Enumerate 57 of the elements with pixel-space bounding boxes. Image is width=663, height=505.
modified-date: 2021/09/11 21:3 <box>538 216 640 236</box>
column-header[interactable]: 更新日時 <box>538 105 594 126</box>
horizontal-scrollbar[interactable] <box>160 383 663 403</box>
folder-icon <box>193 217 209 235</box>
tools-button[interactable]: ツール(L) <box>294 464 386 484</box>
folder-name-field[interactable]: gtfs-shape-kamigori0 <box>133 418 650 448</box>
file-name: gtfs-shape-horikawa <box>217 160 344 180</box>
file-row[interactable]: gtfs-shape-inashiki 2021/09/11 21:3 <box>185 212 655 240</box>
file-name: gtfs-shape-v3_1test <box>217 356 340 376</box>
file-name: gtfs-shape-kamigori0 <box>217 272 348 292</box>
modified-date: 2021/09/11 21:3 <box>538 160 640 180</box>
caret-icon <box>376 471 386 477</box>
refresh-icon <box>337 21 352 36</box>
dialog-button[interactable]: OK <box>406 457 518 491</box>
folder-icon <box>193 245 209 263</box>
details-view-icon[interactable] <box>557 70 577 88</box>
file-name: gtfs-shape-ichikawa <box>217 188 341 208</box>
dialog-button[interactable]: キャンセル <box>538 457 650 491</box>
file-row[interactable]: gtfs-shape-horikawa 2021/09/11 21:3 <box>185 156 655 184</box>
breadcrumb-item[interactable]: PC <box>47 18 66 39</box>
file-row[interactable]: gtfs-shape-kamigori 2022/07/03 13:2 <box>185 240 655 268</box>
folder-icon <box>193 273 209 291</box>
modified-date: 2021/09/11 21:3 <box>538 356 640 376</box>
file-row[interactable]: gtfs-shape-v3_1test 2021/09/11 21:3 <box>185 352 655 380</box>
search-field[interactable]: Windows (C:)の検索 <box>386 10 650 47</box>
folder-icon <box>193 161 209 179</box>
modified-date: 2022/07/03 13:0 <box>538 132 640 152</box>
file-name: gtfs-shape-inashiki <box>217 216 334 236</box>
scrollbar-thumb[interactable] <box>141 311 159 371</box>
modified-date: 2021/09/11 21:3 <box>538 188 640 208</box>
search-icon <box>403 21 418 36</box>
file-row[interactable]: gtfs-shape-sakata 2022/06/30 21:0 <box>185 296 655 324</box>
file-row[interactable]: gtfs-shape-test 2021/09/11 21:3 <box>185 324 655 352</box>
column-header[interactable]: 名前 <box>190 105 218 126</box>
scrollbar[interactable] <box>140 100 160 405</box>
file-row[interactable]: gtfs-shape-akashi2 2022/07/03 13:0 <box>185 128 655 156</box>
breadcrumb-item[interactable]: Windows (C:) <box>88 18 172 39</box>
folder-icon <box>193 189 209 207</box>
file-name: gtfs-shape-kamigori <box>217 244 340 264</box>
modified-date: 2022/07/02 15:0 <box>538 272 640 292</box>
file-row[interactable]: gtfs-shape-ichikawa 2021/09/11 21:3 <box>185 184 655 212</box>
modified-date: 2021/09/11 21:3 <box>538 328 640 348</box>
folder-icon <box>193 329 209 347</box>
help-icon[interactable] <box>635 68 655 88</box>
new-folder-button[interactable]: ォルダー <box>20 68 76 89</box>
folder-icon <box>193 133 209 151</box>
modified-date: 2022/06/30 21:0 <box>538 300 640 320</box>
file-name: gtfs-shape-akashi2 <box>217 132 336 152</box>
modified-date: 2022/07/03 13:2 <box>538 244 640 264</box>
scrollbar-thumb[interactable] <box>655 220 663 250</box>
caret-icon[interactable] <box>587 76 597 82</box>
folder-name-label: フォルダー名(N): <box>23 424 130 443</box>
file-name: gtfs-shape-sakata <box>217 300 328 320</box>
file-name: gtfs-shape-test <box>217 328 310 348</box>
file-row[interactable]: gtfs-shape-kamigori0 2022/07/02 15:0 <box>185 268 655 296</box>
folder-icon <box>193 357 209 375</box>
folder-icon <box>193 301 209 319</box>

────────────────────

WRITTEN REQUEST
Copy out the material without any change, beginning with its first line and stopping after the line that contains "folder-name-field[interactable]: gtfs-shape-kamigori0 <box>133".

TASK RESULT
Enumerate 57 of the elements with pixel-space bounding boxes. Image is width=663, height=505.
modified-date: 2021/09/11 21:3 <box>538 216 640 236</box>
column-header[interactable]: 更新日時 <box>538 105 594 126</box>
horizontal-scrollbar[interactable] <box>160 383 663 403</box>
folder-icon <box>193 217 209 235</box>
tools-button[interactable]: ツール(L) <box>294 464 386 484</box>
folder-name-field[interactable]: gtfs-shape-kamigori0 <box>133 418 650 448</box>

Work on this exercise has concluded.